▸ Dataset
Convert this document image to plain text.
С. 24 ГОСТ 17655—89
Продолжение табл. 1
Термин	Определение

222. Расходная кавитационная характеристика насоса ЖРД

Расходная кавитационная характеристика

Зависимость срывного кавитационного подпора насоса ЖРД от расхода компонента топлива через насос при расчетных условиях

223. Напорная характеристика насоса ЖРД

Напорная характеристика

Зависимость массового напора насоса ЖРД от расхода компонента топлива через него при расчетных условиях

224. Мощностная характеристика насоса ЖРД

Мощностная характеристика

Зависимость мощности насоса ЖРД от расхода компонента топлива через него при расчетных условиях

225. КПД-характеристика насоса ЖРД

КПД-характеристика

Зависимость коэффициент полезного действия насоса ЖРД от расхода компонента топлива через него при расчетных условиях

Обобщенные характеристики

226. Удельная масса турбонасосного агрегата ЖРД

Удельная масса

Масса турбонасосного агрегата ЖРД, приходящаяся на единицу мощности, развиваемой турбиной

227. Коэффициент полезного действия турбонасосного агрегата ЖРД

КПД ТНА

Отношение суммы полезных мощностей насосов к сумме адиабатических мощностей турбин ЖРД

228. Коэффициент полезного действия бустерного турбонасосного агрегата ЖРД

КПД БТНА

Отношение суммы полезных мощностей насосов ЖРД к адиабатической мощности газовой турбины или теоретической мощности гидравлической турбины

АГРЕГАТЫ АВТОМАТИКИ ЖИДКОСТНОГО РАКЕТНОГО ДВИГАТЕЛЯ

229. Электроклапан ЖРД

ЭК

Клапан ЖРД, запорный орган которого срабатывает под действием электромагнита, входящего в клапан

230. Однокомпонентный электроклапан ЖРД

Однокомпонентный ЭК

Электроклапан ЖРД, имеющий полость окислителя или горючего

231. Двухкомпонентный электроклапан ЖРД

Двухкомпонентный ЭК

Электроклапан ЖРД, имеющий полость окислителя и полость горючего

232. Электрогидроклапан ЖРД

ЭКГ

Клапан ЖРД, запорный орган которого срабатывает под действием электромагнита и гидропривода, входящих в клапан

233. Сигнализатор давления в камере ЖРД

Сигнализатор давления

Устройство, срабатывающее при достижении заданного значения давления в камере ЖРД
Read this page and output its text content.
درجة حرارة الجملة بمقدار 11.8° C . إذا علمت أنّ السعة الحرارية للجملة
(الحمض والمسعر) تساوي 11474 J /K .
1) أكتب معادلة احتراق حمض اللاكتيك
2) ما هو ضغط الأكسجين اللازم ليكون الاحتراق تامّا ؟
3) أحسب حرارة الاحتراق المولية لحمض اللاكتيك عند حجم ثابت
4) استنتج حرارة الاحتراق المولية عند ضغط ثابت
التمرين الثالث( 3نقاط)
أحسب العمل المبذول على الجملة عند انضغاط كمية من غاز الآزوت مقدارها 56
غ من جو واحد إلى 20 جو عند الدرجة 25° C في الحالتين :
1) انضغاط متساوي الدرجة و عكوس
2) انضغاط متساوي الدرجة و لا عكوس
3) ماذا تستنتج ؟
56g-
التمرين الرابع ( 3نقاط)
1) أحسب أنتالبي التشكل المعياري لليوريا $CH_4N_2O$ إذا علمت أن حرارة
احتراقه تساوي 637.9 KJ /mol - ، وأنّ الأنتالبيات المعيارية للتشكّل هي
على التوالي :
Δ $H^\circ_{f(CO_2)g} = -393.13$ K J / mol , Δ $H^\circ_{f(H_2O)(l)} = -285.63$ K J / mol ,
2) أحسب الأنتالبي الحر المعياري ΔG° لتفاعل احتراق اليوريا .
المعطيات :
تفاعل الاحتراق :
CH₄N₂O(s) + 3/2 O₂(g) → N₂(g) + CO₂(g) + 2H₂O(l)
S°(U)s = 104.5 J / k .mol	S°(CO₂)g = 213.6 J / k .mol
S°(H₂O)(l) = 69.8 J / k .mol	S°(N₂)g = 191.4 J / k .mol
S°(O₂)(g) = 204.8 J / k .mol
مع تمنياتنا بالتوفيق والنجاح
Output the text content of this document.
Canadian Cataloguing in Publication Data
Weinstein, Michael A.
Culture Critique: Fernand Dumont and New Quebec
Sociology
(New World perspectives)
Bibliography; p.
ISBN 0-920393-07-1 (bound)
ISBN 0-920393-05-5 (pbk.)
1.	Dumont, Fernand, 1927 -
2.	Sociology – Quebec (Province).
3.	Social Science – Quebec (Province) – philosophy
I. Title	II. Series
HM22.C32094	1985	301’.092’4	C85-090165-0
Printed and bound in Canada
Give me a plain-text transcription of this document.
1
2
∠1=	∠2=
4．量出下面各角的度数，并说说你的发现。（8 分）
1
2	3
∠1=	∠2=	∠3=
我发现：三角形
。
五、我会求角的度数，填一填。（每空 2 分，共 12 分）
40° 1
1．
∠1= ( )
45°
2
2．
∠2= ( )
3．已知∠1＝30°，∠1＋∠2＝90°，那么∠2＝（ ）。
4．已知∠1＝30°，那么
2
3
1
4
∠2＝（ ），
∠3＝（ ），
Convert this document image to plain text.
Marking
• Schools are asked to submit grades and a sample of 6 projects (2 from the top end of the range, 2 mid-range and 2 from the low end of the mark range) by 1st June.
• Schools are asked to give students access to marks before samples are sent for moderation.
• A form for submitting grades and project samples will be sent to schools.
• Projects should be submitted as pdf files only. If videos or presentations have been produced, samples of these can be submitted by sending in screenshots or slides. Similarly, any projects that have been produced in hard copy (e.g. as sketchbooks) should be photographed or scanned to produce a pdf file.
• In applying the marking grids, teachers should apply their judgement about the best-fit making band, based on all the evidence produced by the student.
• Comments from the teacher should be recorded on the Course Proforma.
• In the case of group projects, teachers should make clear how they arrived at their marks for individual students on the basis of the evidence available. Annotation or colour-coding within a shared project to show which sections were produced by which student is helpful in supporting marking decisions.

▸ Exercise instructions
Find how many lines of the material carry the string "Однокомпонентный". Only the number should be in the answer.

▸ Answer to the problem
2